Data provided -
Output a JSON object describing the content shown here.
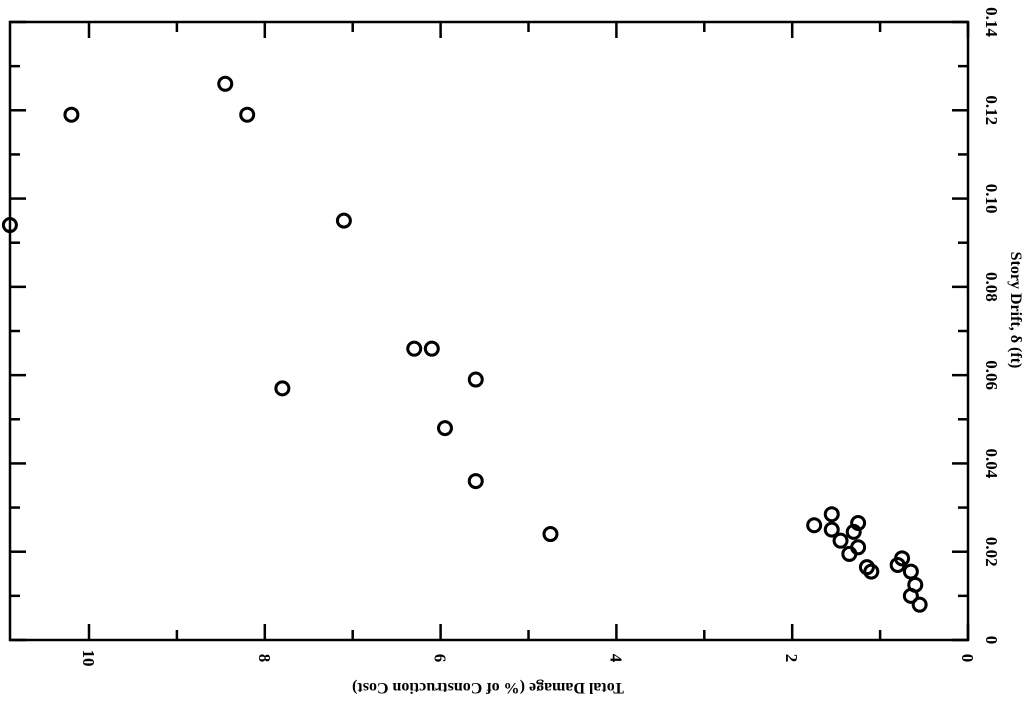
{
  "chart_data": {
    "type": "scatter",
    "title": "",
    "xlabel": "Total Damage (% of Construction Cost)",
    "ylabel": "Story Drift, δ (ft)",
    "x_ticks": [
      "0",
      "2",
      "4",
      "6",
      "8",
      "10"
    ],
    "y_ticks": [
      "0",
      "0.02",
      "0.04",
      "0.06",
      "0.08",
      "0.10",
      "0.12",
      "0.14"
    ],
    "xlim": [
      0,
      11
    ],
    "ylim": [
      0,
      0.14
    ],
    "x_reversed": true,
    "rotated": true,
    "grid": false,
    "series": [
      {
        "marker": "open-circle",
        "points": [
          {
            "x": 10.9,
            "y": 0.094
          },
          {
            "x": 10.2,
            "y": 0.119
          },
          {
            "x": 8.45,
            "y": 0.126
          },
          {
            "x": 8.2,
            "y": 0.119
          },
          {
            "x": 7.8,
            "y": 0.057
          },
          {
            "x": 7.1,
            "y": 0.095
          },
          {
            "x": 6.3,
            "y": 0.066
          },
          {
            "x": 6.1,
            "y": 0.066
          },
          {
            "x": 5.95,
            "y": 0.048
          },
          {
            "x": 5.6,
            "y": 0.059
          },
          {
            "x": 5.6,
            "y": 0.036
          },
          {
            "x": 4.75,
            "y": 0.024
          },
          {
            "x": 1.75,
            "y": 0.026
          },
          {
            "x": 1.55,
            "y": 0.0285
          },
          {
            "x": 1.55,
            "y": 0.025
          },
          {
            "x": 1.45,
            "y": 0.0225
          },
          {
            "x": 1.35,
            "y": 0.0195
          },
          {
            "x": 1.3,
            "y": 0.0245
          },
          {
            "x": 1.25,
            "y": 0.0265
          },
          {
            "x": 1.25,
            "y": 0.021
          },
          {
            "x": 1.15,
            "y": 0.0165
          },
          {
            "x": 1.1,
            "y": 0.0155
          },
          {
            "x": 0.8,
            "y": 0.017
          },
          {
            "x": 0.75,
            "y": 0.0185
          },
          {
            "x": 0.65,
            "y": 0.0155
          },
          {
            "x": 0.6,
            "y": 0.0125
          },
          {
            "x": 0.65,
            "y": 0.01
          },
          {
            "x": 0.55,
            "y": 0.008
          }
        ]
      }
    ]
  }
}
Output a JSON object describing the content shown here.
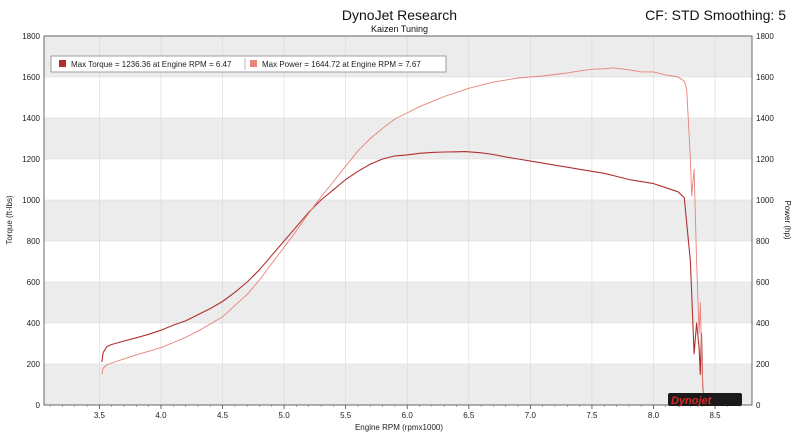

The task -
Quote every line word for word and keep the images out of the copy.

Problem solution -
Output a JSON object describing the content shown here.
{
  "chart_data": {
    "type": "scatter",
    "title": "",
    "xlabel": "Total Damage (% of Construction Cost)",
    "ylabel": "Story Drift, δ (ft)",
    "x_ticks": [
      "0",
      "2",
      "4",
      "6",
      "8",
      "10"
    ],
    "y_ticks": [
      "0",
      "0.02",
      "0.04",
      "0.06",
      "0.08",
      "0.10",
      "0.12",
      "0.14"
    ],
    "xlim": [
      0,
      11
    ],
    "ylim": [
      0,
      0.14
    ],
    "x_reversed": true,
    "rotated": true,
    "grid": false,
    "series": [
      {
        "marker": "open-circle",
        "points": [
          {
            "x": 10.9,
            "y": 0.094
          },
          {
            "x": 10.2,
            "y": 0.119
          },
          {
            "x": 8.45,
            "y": 0.126
          },
          {
            "x": 8.2,
            "y": 0.119
          },
          {
            "x": 7.8,
            "y": 0.057
          },
          {
            "x": 7.1,
            "y": 0.095
          },
          {
            "x": 6.3,
            "y": 0.066
          },
          {
            "x": 6.1,
            "y": 0.066
          },
          {
            "x": 5.95,
            "y": 0.048
          },
          {
            "x": 5.6,
            "y": 0.059
          },
          {
            "x": 5.6,
            "y": 0.036
          },
          {
            "x": 4.75,
            "y": 0.024
          },
          {
            "x": 1.75,
            "y": 0.026
          },
          {
            "x": 1.55,
            "y": 0.0285
          },
          {
            "x": 1.55,
            "y": 0.025
          },
          {
            "x": 1.45,
            "y": 0.0225
          },
          {
            "x": 1.35,
            "y": 0.0195
          },
          {
            "x": 1.3,
            "y": 0.0245
          },
          {
            "x": 1.25,
            "y": 0.0265
          },
          {
            "x": 1.25,
            "y": 0.021
          },
          {
            "x": 1.15,
            "y": 0.0165
          },
          {
            "x": 1.1,
            "y": 0.0155
          },
          {
            "x": 0.8,
            "y": 0.017
          },
          {
            "x": 0.75,
            "y": 0.0185
          },
          {
            "x": 0.65,
            "y": 0.0155
          },
          {
            "x": 0.6,
            "y": 0.0125
          },
          {
            "x": 0.65,
            "y": 0.01
          },
          {
            "x": 0.55,
            "y": 0.008
          }
        ]
      }
    ]
  }
}
Output a JSON object describing the content shown here.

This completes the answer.